__Выполните задания__.
[1] Перепечатайте из рассказа о медведе отрывок от слов «- Вы, - говорит, - ребята, поостерегитесь.» до слов «как комара прихлопнуть.» включительно.
[2] Перечислите все действия, которые, по словам грибника в рассказе о медведе, Михайло Потапыч совершил у избушки.
[3] Допишите, пожалуйста, продолжение рассказа о медведе, начиная сразу после его последнего предложения.

__Фрагмент текста__.
╔══

Приходят вечером мужики в избушку: да, что такое? Опять антенна с крыши сдернута и приемник валяется.
Решили злодея поймать да проучить. Антенну поставили, а сами  на нары забрались караулить.  Радио на весь лес голосит, старается. Часа два прошло, наконец, старший вздымщик с нар скатился, схватил радио и... об пол: “ Хватит врать, семя крапивное!”
Спустя какое-то время встречают на бору грибника с корзиной.
 - Вы, - говорит, - ребята, поостерегитесь. Третьего дня я у вашей избушки самого Михайла Потапыча видел.  Антенну с крыши сдернул, залез лапой в окошко и шурудит тамо. Экий-то сарай, злющий. Ему вашу избушку раскатить, как комара прихлопнуть.
 - Это он радио выключать приходил,- сказал со знанием дела старший вздымщик. -Это ж надо? Медведя и того достало!

...Нелегко сидеть на лабазах: ни кашлянуть, ни пошевелиться - медведь услышит, не выйдет на  овсы . Хотя выйти должен непременно. И скорее всего не один. Овсов-то в округе не стало. Это единственный островок пашни, отвоеванный охотниками у наступающей дикой природы. Некогда обильные хлебные поля теперь, увы, стремительно зарастают.

╚══

__Исходный материал__.
╔══

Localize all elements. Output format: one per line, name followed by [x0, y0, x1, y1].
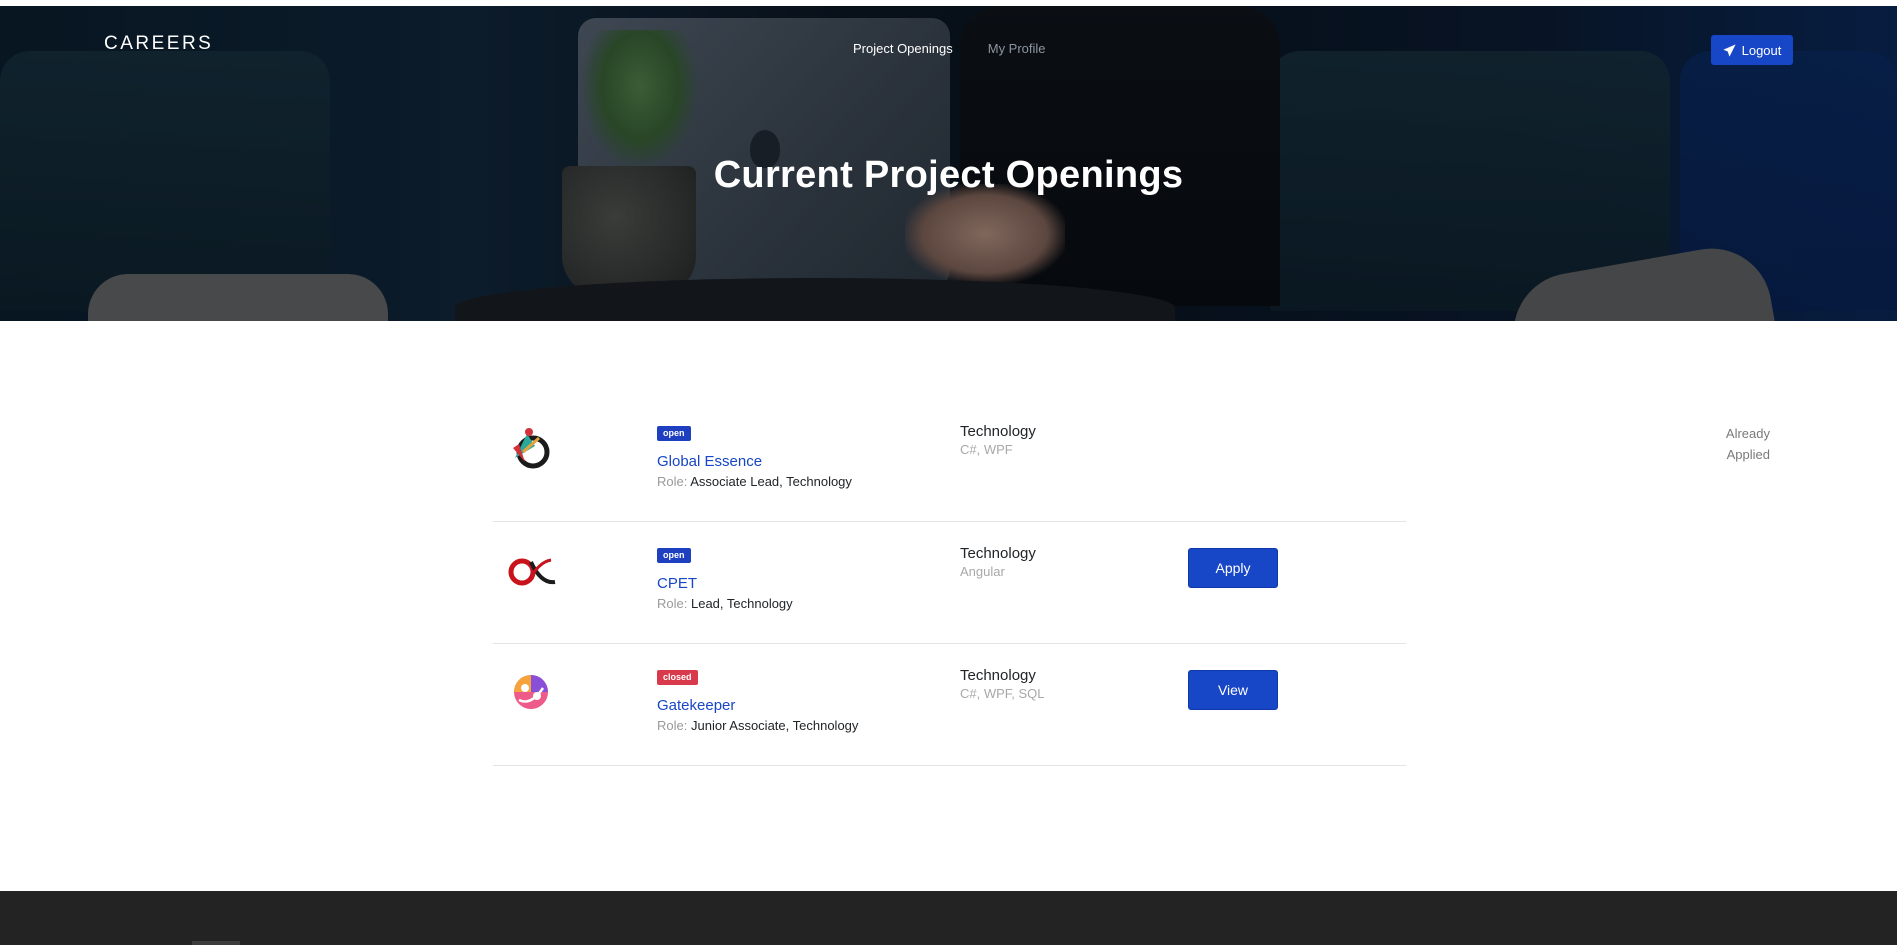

╚══

__Ответы__.
[1]
- Вы, - говорит, - ребята, поостерегитесь. Третьего дня я у вашей избушки самого Михайла Потапыча видел.  Антенну с крыши сдернул, залез лапой в окошко и шурудит тамо. Экий-то сарай, злющий. Ему вашу избушку раскатить, как комара прихлопнуть.

[2]
1. Сдернул антенну с крыши.
2. Залез лапой в окошко.
3. Шурудил там.

[3]
На эту медвежью охоту  пригласили меня знаменитые на Вологодчине охотники Володя Каплин с Вадимом Наволоцким.
У одного Каплина на прикладе карабина более двадцати зарубок - по количеству единолично добытых медведей. Первого медведя завалил он в тринадцать лет из простого дробовика. Теперь у Каплина карабин “Лось” с оптическим прицелом,  через который можно видеть цель даже при свете звезд.  Но и с таким
вооружением добыть зверя не просто.
Володя рассказывал о медведе-академике, обитающем  в окрестностях деревни Степушино. Вот уже много лет местные охотники не могут его достать его ни пулей, ни капканом, ни клепью....
Нынешним летом Академик и вовсе обнаглел: начал гонять из малинника баб, а потом и  до малинника не стал допускать их. Только бабы по тропе в лес зайдут, а он тут, как тут. Встанет на дыбы да реветь, бабы визжать да бежать. Осерчали мужики, за ружья схватились и ... под прикрытием баб в лес. Да не тут-то было. Углядел косолапый Академик мужиков, не вышел.
А только бабы без сопровождения сунулись в лес, медведь на тропу лезет из кустов. Совсем без ягод и грибов оставайся?
Мужики на последнее средство решились: бабьи платья натянули, платки  повязали -  да только попусту свое мужское достоинство унижали. Ружья - то под подол не спрячешь...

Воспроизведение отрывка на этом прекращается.